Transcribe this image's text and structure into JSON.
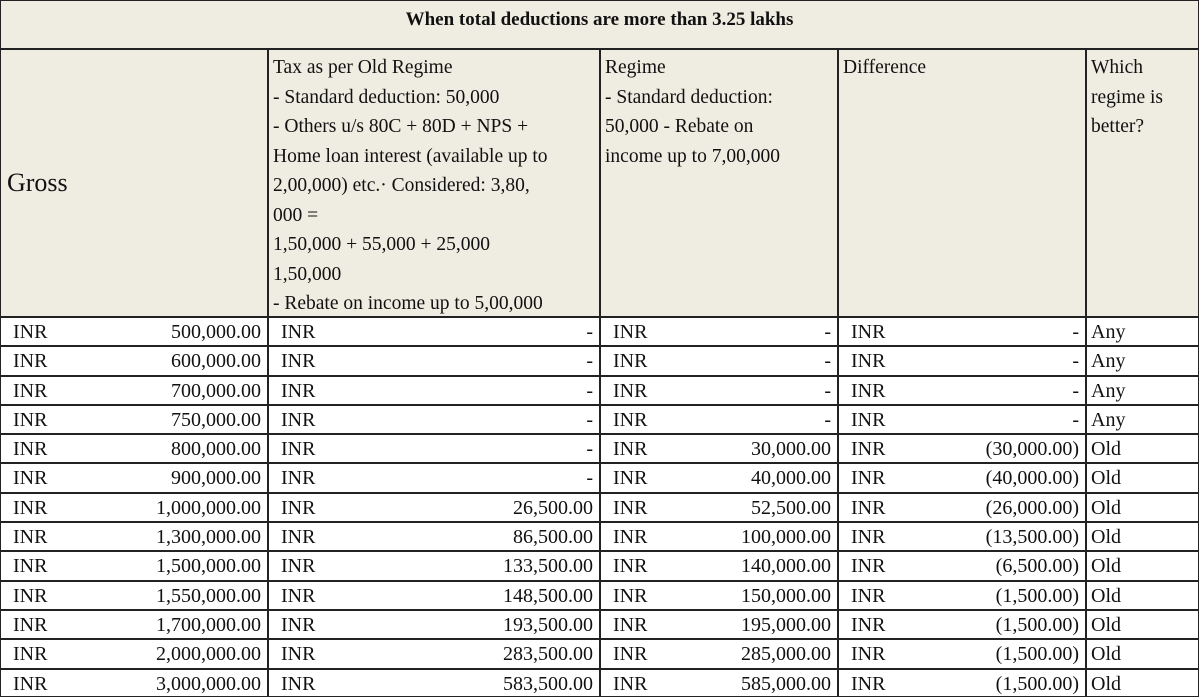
{
  "title": "When total deductions are more than 3.25 lakhs",
  "headers": {
    "gross": "Gross",
    "old_regime": "Tax as per Old Regime\n- Standard deduction: 50,000\n- Others u/s 80C + 80D + NPS +\nHome loan interest (available up to\n2,00,000) etc.· Considered: 3,80,\n000 =\n 1,50,000 + 55,000 + 25,000\n1,50,000\n- Rebate on income up to 5,00,000",
    "new_regime": "Regime\n- Standard deduction:\n50,000    - Rebate on\nincome up to 7,00,000",
    "difference": "Difference",
    "better": "Which\nregime is\nbetter?"
  },
  "rows": [
    {
      "gross_cur": "INR",
      "gross": "500,000.00",
      "old_cur": "INR",
      "old": "-",
      "new_cur": "INR",
      "new": "-",
      "diff_cur": "INR",
      "diff": "-",
      "better": "Any"
    },
    {
      "gross_cur": "INR",
      "gross": "600,000.00",
      "old_cur": "INR",
      "old": "-",
      "new_cur": "INR",
      "new": "-",
      "diff_cur": "INR",
      "diff": "-",
      "better": "Any"
    },
    {
      "gross_cur": "INR",
      "gross": "700,000.00",
      "old_cur": "INR",
      "old": "-",
      "new_cur": "INR",
      "new": "-",
      "diff_cur": "INR",
      "diff": "-",
      "better": "Any"
    },
    {
      "gross_cur": "INR",
      "gross": "750,000.00",
      "old_cur": "INR",
      "old": "-",
      "new_cur": "INR",
      "new": "-",
      "diff_cur": "INR",
      "diff": "-",
      "better": "Any"
    },
    {
      "gross_cur": "INR",
      "gross": "800,000.00",
      "old_cur": "INR",
      "old": "-",
      "new_cur": "INR",
      "new": "30,000.00",
      "diff_cur": "INR",
      "diff": "(30,000.00)",
      "better": "Old"
    },
    {
      "gross_cur": "INR",
      "gross": "900,000.00",
      "old_cur": "INR",
      "old": "-",
      "new_cur": "INR",
      "new": "40,000.00",
      "diff_cur": "INR",
      "diff": "(40,000.00)",
      "better": "Old"
    },
    {
      "gross_cur": "INR",
      "gross": "1,000,000.00",
      "old_cur": "INR",
      "old": "26,500.00",
      "new_cur": "INR",
      "new": "52,500.00",
      "diff_cur": "INR",
      "diff": "(26,000.00)",
      "better": "Old"
    },
    {
      "gross_cur": "INR",
      "gross": "1,300,000.00",
      "old_cur": "INR",
      "old": "86,500.00",
      "new_cur": "INR",
      "new": "100,000.00",
      "diff_cur": "INR",
      "diff": "(13,500.00)",
      "better": "Old"
    },
    {
      "gross_cur": "INR",
      "gross": "1,500,000.00",
      "old_cur": "INR",
      "old": "133,500.00",
      "new_cur": "INR",
      "new": "140,000.00",
      "diff_cur": "INR",
      "diff": "(6,500.00)",
      "better": "Old"
    },
    {
      "gross_cur": "INR",
      "gross": "1,550,000.00",
      "old_cur": "INR",
      "old": "148,500.00",
      "new_cur": "INR",
      "new": "150,000.00",
      "diff_cur": "INR",
      "diff": "(1,500.00)",
      "better": "Old"
    },
    {
      "gross_cur": "INR",
      "gross": "1,700,000.00",
      "old_cur": "INR",
      "old": "193,500.00",
      "new_cur": "INR",
      "new": "195,000.00",
      "diff_cur": "INR",
      "diff": "(1,500.00)",
      "better": "Old"
    },
    {
      "gross_cur": "INR",
      "gross": "2,000,000.00",
      "old_cur": "INR",
      "old": "283,500.00",
      "new_cur": "INR",
      "new": "285,000.00",
      "diff_cur": "INR",
      "diff": "(1,500.00)",
      "better": "Old"
    },
    {
      "gross_cur": "INR",
      "gross": "3,000,000.00",
      "old_cur": "INR",
      "old": "583,500.00",
      "new_cur": "INR",
      "new": "585,000.00",
      "diff_cur": "INR",
      "diff": "(1,500.00)",
      "better": "Old"
    }
  ]
}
━━━━━━
Stated exercise: Extract every line containing the string "Standard" from the data above.

The solution:
    "old_regime": "Tax as per Old Regime\n- Standard deduction: 50,000\n- Others u/s 80C + 80D + NPS +\nHome loan interest (available up to\n2,00,000) etc.· Considered: 3,80,\n000 =\n 1,50,000 + 55,000 + 25,000\n1,50,000\n- Rebate on income up to 5,00,000",
    "new_regime": "Regime\n- Standard deduction:\n50,000    - Rebate on\nincome up to 7,00,000",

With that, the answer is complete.